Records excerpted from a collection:
──────

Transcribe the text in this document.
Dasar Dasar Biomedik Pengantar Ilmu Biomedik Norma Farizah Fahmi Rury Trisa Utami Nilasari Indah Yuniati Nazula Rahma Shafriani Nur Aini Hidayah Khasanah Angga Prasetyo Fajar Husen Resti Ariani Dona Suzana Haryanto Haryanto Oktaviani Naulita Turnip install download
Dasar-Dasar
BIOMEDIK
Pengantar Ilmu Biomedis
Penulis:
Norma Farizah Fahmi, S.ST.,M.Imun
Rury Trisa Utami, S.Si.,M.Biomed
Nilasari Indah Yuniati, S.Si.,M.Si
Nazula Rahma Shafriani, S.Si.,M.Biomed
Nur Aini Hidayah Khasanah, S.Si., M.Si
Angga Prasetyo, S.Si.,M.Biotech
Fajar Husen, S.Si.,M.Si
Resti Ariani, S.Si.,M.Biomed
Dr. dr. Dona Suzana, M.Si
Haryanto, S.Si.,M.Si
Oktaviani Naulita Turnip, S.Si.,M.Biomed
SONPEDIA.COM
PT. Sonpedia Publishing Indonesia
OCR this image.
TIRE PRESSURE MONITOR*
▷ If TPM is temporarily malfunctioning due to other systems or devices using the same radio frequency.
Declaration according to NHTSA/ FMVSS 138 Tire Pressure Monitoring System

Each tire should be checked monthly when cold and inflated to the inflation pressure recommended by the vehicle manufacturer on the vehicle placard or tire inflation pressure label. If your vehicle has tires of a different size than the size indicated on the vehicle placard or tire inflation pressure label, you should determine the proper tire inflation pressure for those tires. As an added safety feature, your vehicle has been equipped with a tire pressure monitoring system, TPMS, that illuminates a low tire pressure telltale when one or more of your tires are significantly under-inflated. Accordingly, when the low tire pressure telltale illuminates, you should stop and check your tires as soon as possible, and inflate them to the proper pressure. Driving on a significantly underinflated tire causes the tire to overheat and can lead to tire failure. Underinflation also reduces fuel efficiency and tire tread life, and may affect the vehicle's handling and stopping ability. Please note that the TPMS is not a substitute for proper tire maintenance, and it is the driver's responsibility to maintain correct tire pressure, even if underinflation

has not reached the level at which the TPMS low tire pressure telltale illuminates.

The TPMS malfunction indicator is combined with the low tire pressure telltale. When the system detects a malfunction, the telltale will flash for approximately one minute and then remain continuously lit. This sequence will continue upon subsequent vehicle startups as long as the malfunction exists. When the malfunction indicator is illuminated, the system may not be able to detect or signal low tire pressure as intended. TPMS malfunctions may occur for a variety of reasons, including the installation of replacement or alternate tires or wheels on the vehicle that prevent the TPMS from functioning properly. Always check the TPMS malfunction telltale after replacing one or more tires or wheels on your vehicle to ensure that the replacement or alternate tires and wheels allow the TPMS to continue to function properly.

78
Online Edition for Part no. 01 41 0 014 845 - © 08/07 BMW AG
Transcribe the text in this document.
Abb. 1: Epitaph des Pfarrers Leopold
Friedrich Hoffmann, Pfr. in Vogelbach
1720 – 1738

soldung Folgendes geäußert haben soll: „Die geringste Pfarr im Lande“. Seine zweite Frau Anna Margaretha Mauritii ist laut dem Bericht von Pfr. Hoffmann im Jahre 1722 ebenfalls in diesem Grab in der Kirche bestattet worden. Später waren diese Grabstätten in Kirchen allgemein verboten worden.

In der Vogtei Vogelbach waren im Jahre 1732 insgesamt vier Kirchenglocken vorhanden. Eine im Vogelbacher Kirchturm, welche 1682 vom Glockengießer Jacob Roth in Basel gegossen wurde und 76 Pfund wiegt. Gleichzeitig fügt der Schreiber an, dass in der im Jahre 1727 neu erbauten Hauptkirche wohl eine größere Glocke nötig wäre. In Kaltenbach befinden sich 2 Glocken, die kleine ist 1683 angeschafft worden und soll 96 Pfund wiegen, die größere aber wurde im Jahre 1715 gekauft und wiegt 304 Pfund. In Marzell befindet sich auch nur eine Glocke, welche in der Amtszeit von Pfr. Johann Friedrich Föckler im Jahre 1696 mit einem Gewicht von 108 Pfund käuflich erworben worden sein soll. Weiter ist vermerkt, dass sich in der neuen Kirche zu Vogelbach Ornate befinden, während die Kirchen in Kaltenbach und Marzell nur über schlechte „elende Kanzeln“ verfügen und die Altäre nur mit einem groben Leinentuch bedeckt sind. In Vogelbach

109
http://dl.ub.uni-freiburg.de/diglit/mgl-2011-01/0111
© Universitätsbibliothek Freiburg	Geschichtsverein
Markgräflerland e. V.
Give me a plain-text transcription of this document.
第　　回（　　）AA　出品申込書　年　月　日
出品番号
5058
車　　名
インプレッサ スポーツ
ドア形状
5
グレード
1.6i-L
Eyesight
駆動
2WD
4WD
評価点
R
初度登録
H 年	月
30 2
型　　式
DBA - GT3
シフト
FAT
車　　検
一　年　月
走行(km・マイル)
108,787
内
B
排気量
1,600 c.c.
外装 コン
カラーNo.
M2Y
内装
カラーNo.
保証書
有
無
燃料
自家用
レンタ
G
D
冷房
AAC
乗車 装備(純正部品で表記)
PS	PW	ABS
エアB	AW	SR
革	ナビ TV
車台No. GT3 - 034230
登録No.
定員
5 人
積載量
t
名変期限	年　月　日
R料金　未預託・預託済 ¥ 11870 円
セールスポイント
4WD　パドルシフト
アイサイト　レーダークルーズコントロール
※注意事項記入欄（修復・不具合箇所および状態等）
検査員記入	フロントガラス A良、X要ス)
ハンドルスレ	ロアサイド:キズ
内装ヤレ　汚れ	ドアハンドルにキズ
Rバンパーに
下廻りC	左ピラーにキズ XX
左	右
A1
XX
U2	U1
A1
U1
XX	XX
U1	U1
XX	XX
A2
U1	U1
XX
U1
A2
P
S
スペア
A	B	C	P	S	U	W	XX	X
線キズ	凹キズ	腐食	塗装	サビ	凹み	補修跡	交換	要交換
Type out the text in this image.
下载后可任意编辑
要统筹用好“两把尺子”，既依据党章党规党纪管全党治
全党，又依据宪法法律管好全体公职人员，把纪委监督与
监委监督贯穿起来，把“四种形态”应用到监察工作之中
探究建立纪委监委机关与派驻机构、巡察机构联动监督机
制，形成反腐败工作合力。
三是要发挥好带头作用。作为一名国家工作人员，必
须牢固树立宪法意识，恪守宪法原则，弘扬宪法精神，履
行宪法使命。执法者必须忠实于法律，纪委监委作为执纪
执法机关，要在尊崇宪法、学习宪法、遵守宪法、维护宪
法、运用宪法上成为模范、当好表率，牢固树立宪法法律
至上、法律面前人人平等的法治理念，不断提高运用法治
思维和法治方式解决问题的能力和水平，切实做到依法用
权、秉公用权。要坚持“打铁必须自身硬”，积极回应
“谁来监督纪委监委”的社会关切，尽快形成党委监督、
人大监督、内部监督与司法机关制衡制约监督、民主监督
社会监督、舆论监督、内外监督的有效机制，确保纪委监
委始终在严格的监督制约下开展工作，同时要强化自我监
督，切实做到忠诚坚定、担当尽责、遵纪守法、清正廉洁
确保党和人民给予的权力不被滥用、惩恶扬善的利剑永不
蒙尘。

──────

Output the line containing "Give me a plain-text" and all lines after it to the end of the records, exactly as given.

Give me a plain-text transcription of this document.
第　　回（　　）AA　出品申込書　年　月　日
出品番号
5058
車　　名
インプレッサ スポーツ
ドア形状
5
グレード
1.6i-L
Eyesight
駆動
2WD
4WD
評価点
R
初度登録
H 年	月
30 2
型　　式
DBA - GT3
シフト
FAT
車　　検
一　年　月
走行(km・マイル)
108,787
内
B
排気量
1,600 c.c.
外装 コン
カラーNo.
M2Y
内装
カラーNo.
保証書
有
無
燃料
自家用
レンタ
G
D
冷房
AAC
乗車 装備(純正部品で表記)
PS	PW	ABS
エアB	AW	SR
革	ナビ TV
車台No. GT3 - 034230
登録No.
定員
5 人
積載量
t
名変期限	年　月　日
R料金　未預託・預託済 ¥ 11870 円
セールスポイント
4WD　パドルシフト
アイサイト　レーダークルーズコントロール
※注意事項記入欄（修復・不具合箇所および状態等）
検査員記入	フロントガラス A良、X要ス)
ハンドルスレ	ロアサイド:キズ
内装ヤレ　汚れ	ドアハンドルにキズ
Rバンパーに
下廻りC	左ピラーにキズ XX
左	右
A1
XX
U2	U1
A1
U1
XX	XX
U1	U1
XX	XX
A2
U1	U1
XX
U1
A2
P
S
スペア
A	B	C	P	S	U	W	XX	X
線キズ	凹キズ	腐食	塗装	サビ	凹み	補修跡	交換	要交換
Type out the text in this image.
下载后可任意编辑
要统筹用好“两把尺子”，既依据党章党规党纪管全党治
全党，又依据宪法法律管好全体公职人员，把纪委监督与
监委监督贯穿起来，把“四种形态”应用到监察工作之中
探究建立纪委监委机关与派驻机构、巡察机构联动监督机
制，形成反腐败工作合力。
三是要发挥好带头作用。作为一名国家工作人员，必
须牢固树立宪法意识，恪守宪法原则，弘扬宪法精神，履
行宪法使命。执法者必须忠实于法律，纪委监委作为执纪
执法机关，要在尊崇宪法、学习宪法、遵守宪法、维护宪
法、运用宪法上成为模范、当好表率，牢固树立宪法法律
至上、法律面前人人平等的法治理念，不断提高运用法治
思维和法治方式解决问题的能力和水平，切实做到依法用
权、秉公用权。要坚持“打铁必须自身硬”，积极回应
“谁来监督纪委监委”的社会关切，尽快形成党委监督、
人大监督、内部监督与司法机关制衡制约监督、民主监督
社会监督、舆论监督、内外监督的有效机制，确保纪委监
委始终在严格的监督制约下开展工作，同时要强化自我监
督，切实做到忠诚坚定、担当尽责、遵纪守法、清正廉洁
确保党和人民给予的权力不被滥用、惩恶扬善的利剑永不
蒙尘。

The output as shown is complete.